Data rows:
****************

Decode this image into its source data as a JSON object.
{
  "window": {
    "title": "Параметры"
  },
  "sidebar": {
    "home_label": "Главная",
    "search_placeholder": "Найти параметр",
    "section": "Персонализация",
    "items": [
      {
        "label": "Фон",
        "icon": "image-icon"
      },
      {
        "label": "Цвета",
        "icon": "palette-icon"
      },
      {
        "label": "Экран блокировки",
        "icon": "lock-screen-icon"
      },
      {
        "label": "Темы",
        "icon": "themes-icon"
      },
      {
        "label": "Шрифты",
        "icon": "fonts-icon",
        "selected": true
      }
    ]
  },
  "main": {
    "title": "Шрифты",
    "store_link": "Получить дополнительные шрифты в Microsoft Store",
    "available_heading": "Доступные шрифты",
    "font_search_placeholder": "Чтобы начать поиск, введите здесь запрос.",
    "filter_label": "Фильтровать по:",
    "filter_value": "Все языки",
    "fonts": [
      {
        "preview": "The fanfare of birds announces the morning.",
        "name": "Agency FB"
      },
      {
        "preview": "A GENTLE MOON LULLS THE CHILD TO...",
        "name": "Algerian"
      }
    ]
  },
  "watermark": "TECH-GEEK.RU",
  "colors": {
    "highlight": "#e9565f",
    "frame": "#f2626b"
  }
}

****************

Written exercise:
Write down all the entries again without a single difference.

Solution for this exercise:
Decode this image into its source data as a JSON object.
{
  "window": {
    "title": "Параметры"
  },
  "sidebar": {
    "home_label": "Главная",
    "search_placeholder": "Найти параметр",
    "section": "Персонализация",
    "items": [
      {
        "label": "Фон",
        "icon": "image-icon"
      },
      {
        "label": "Цвета",
        "icon": "palette-icon"
      },
      {
        "label": "Экран блокировки",
        "icon": "lock-screen-icon"
      },
      {
        "label": "Темы",
        "icon": "themes-icon"
      },
      {
        "label": "Шрифты",
        "icon": "fonts-icon",
        "selected": true
      }
    ]
  },
  "main": {
    "title": "Шрифты",
    "store_link": "Получить дополнительные шрифты в Microsoft Store",
    "available_heading": "Доступные шрифты",
    "font_search_placeholder": "Чтобы начать поиск, введите здесь запрос.",
    "filter_label": "Фильтровать по:",
    "filter_value": "Все языки",
    "fonts": [
      {
        "preview": "The fanfare of birds announces the morning.",
        "name": "Agency FB"
      },
      {
        "preview": "A GENTLE MOON LULLS THE CHILD TO...",
        "name": "Algerian"
      }
    ]
  },
  "watermark": "TECH-GEEK.RU",
  "colors": {
    "highlight": "#e9565f",
    "frame": "#f2626b"
  }
}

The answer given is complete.